**Brief:** Search the data below for the string "this". Extract every line that contains it.

(Records excerpted from a collection)
:::

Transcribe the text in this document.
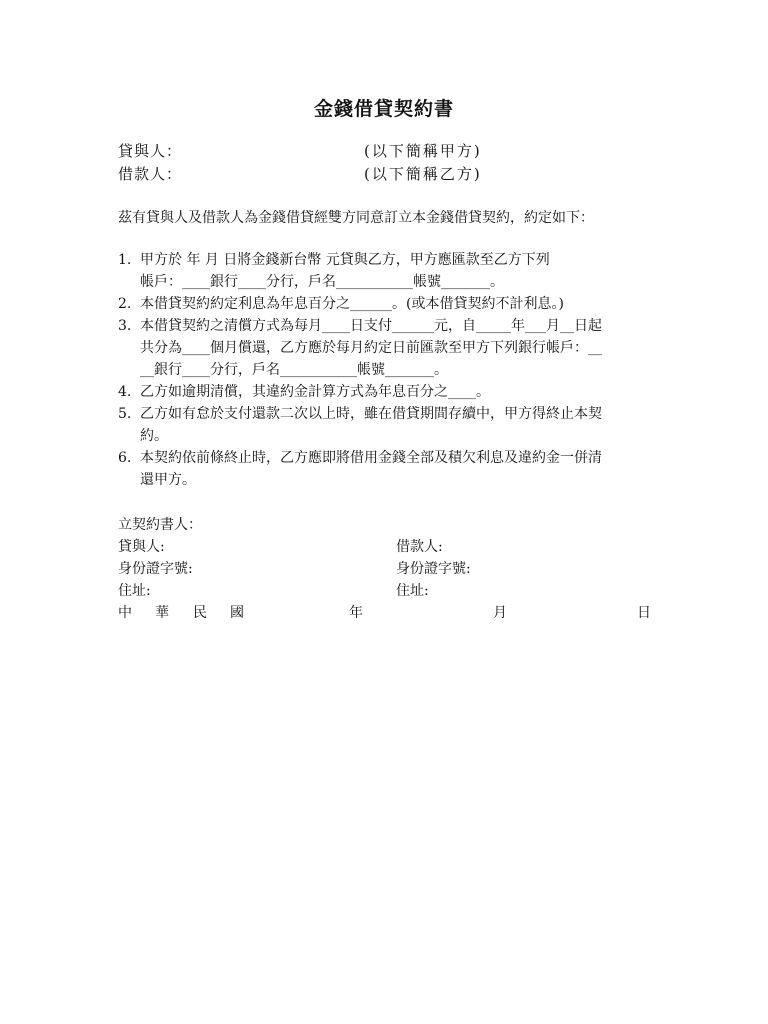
金錢借貸契約書
貸與人：	(以下簡稱甲方)
借款人：	(以下簡稱乙方)
茲有貸與人及借款人為金錢借貸經雙方同意訂立本金錢借貸契約，約定如下：
1. 甲方於 年 月 日將金錢新台幣 元貸與乙方，甲方應匯款至乙方下列
帳戶：____銀行____分行，戶名___________帳號_______。
2. 本借貸契約約定利息為年息百分之______。(或本借貸契約不計利息。)
3. 本借貸契約之清償方式為每月____日支付______元，自_____年___月__日起
共分為____個月償還，乙方應於每月約定日前匯款至甲方下列銀行帳戶：__
__銀行____分行，戶名___________帳號_______。
4. 乙方如逾期清償，其違約金計算方式為年息百分之____。
5. 乙方如有怠於支付還款二次以上時，雖在借貸期間存續中，甲方得終止本契
約。
6. 本契約依前條終止時，乙方應即將借用金錢全部及積欠利息及違約金一併清
還甲方。
立契約書人：
貸與人:	借款人:
身份證字號:	身份證字號:
住址:	住址:
中 華 民 國	年	月	日
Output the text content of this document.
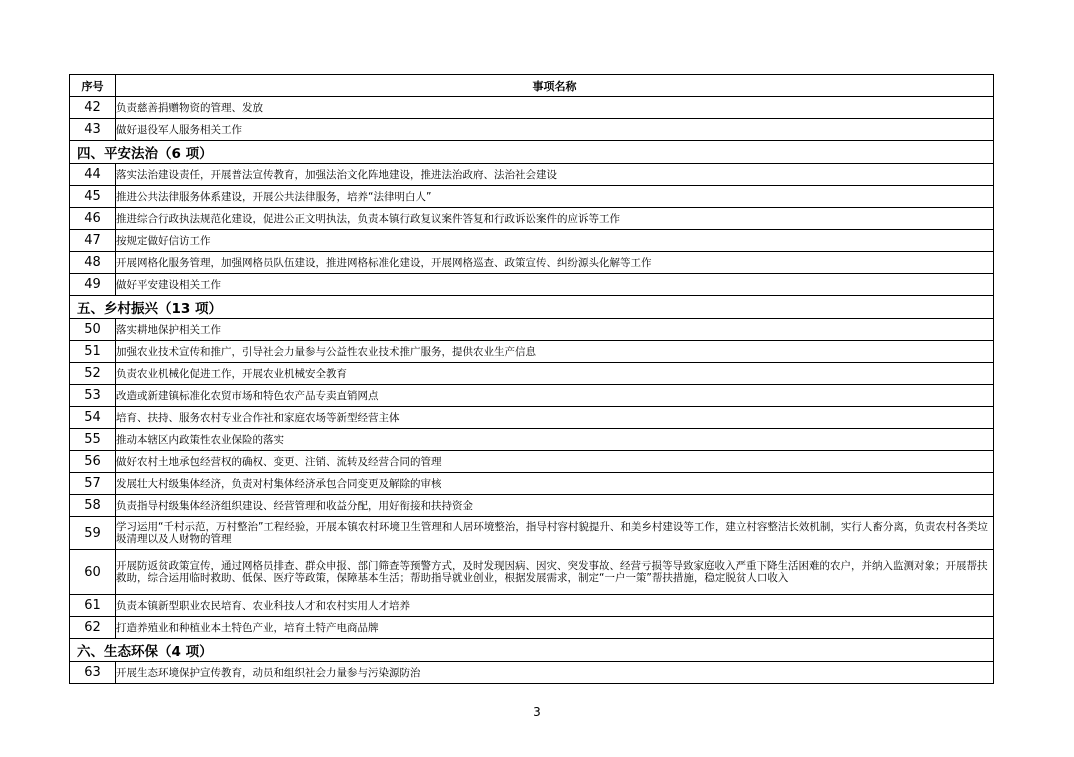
序号	事项名称
42	负责慈善捐赠物资的管理、发放
43	做好退役军人服务相关工作
四、平安法治（6 项）	
44	落实法治建设责任，开展普法宣传教育，加强法治文化阵地建设，推进法治政府、法治社会建设
45	推进公共法律服务体系建设，开展公共法律服务，培养“法律明白人”
46	推进综合行政执法规范化建设，促进公正文明执法，负责本镇行政复议案件答复和行政诉讼案件的应诉等工作
47	按规定做好信访工作
48	开展网格化服务管理，加强网格员队伍建设，推进网格标准化建设，开展网格巡查、政策宣传、纠纷源头化解等工作
49	做好平安建设相关工作
五、乡村振兴（13 项）	
50	落实耕地保护相关工作
51	加强农业技术宣传和推广，引导社会力量参与公益性农业技术推广服务，提供农业生产信息
52	负责农业机械化促进工作，开展农业机械安全教育
53	改造或新建镇标准化农贸市场和特色农产品专卖直销网点
54	培育、扶持、服务农村专业合作社和家庭农场等新型经营主体
55	推动本辖区内政策性农业保险的落实
56	做好农村土地承包经营权的确权、变更、注销、流转及经营合同的管理
57	发展壮大村级集体经济，负责对村集体经济承包合同变更及解除的审核
58	负责指导村级集体经济组织建设、经营管理和收益分配，用好衔接和扶持资金
59	学习运用“千村示范，万村整治”工程经验，开展本镇农村环境卫生管理和人居环境整治，指导村容村貌提升、和美乡村建设等工作，建立村容整洁长效机制，实行人畜分离，负责农村各类垃圾清理以及人财物的管理
60	开展防返贫政策宣传，通过网格员排查、群众申报、部门筛查等预警方式，及时发现因病、因灾、突发事故、经营亏损等导致家庭收入严重下降生活困难的农户，并纳入监测对象；开展帮扶救助，综合运用临时救助、低保、医疗等政策，保障基本生活；帮助指导就业创业，根据发展需求，制定“一户一策”帮扶措施，稳定脱贫人口收入
61	负责本镇新型职业农民培育、农业科技人才和农村实用人才培养
62	打造养殖业和种植业本土特色产业，培育土特产电商品牌
六、生态环保（4 项）	
63	开展生态环境保护宣传教育，动员和组织社会力量参与污染源防治
3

:::

**Response below:**
Transcribe the text in this document.
Output the text content of this document.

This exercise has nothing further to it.